(Figure content listings)

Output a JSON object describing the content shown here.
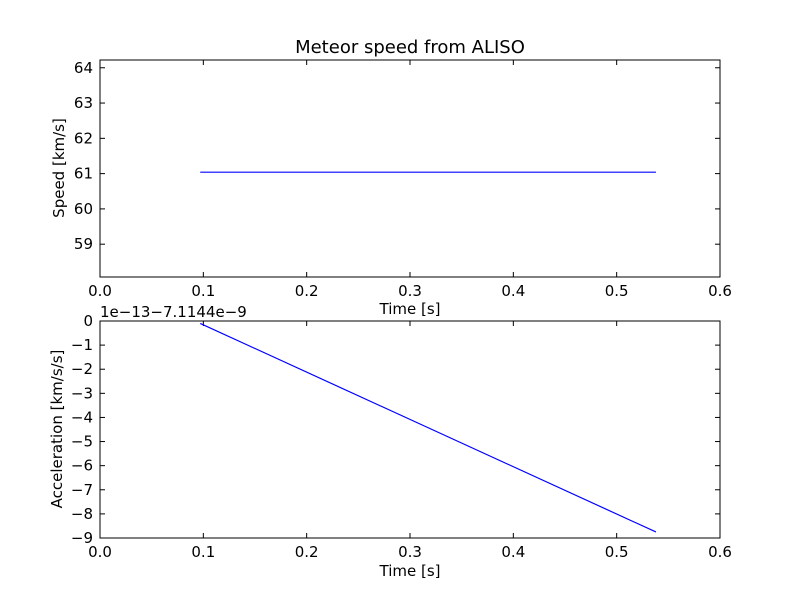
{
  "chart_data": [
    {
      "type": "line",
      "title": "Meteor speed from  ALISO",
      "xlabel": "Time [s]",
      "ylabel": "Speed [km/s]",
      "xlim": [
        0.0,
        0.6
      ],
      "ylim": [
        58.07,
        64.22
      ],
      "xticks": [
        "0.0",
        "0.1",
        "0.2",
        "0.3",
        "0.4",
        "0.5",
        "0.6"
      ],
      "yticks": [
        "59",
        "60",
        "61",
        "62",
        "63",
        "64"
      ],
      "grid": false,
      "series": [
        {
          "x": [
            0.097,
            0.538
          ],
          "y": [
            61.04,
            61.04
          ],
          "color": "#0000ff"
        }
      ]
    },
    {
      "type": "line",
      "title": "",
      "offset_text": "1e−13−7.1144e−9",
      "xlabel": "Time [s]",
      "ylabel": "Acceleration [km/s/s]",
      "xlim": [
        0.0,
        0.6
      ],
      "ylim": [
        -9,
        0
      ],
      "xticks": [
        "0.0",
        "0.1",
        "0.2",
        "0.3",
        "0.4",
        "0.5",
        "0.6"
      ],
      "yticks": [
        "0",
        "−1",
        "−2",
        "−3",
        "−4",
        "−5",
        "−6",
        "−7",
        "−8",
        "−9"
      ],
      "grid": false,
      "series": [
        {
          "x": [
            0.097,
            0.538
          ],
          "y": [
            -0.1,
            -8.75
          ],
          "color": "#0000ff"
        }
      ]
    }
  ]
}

Exercise details: Copy the data exactly. Any picture it contains is to be omitted.

Exercise response:
Output a JSON object describing the content shown here.
{
  "chart_data": [
    {
      "type": "line",
      "title": "Meteor speed from  ALISO",
      "xlabel": "Time [s]",
      "ylabel": "Speed [km/s]",
      "xlim": [
        0.0,
        0.6
      ],
      "ylim": [
        58.07,
        64.22
      ],
      "xticks": [
        "0.0",
        "0.1",
        "0.2",
        "0.3",
        "0.4",
        "0.5",
        "0.6"
      ],
      "yticks": [
        "59",
        "60",
        "61",
        "62",
        "63",
        "64"
      ],
      "grid": false,
      "series": [
        {
          "x": [
            0.097,
            0.538
          ],
          "y": [
            61.04,
            61.04
          ],
          "color": "#0000ff"
        }
      ]
    },
    {
      "type": "line",
      "title": "",
      "offset_text": "1e−13−7.1144e−9",
      "xlabel": "Time [s]",
      "ylabel": "Acceleration [km/s/s]",
      "xlim": [
        0.0,
        0.6
      ],
      "ylim": [
        -9,
        0
      ],
      "xticks": [
        "0.0",
        "0.1",
        "0.2",
        "0.3",
        "0.4",
        "0.5",
        "0.6"
      ],
      "yticks": [
        "0",
        "−1",
        "−2",
        "−3",
        "−4",
        "−5",
        "−6",
        "−7",
        "−8",
        "−9"
      ],
      "grid": false,
      "series": [
        {
          "x": [
            0.097,
            0.538
          ],
          "y": [
            -0.1,
            -8.75
          ],
          "color": "#0000ff"
        }
      ]
    }
  ]
}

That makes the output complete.